**Challenge:** Track down every line below that holds "this" and copy it.

• • • • • • •

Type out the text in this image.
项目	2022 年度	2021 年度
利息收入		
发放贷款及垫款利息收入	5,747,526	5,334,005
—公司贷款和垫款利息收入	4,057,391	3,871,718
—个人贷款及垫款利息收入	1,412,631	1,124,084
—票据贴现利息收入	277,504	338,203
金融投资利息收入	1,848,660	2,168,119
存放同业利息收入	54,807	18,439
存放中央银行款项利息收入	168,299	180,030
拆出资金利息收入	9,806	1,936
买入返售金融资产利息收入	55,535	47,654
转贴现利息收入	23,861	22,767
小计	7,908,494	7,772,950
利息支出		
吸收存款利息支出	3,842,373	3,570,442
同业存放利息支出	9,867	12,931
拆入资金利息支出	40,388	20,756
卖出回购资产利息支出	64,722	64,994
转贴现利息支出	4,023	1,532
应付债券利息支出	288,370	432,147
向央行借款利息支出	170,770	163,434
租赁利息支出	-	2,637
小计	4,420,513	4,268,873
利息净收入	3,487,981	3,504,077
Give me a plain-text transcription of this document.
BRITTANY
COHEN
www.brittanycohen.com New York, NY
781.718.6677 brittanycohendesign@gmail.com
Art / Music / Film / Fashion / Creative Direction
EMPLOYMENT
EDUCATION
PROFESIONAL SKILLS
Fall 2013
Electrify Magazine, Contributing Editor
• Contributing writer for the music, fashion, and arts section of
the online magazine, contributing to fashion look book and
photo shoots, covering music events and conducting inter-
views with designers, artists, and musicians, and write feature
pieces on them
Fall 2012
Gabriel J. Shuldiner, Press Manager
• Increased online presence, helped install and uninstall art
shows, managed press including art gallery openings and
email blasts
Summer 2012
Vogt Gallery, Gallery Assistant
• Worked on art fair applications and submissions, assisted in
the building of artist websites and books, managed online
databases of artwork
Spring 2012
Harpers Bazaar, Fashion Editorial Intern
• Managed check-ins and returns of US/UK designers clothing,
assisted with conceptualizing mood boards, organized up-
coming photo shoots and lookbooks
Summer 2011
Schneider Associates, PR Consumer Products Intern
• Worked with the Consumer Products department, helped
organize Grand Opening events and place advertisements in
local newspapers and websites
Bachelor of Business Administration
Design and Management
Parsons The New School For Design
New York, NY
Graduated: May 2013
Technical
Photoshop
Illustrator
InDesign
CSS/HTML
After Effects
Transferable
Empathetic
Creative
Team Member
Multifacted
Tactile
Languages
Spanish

• • • • • • •

**Written response:**
Type out the text in this image.
Give me a plain-text transcription of this document.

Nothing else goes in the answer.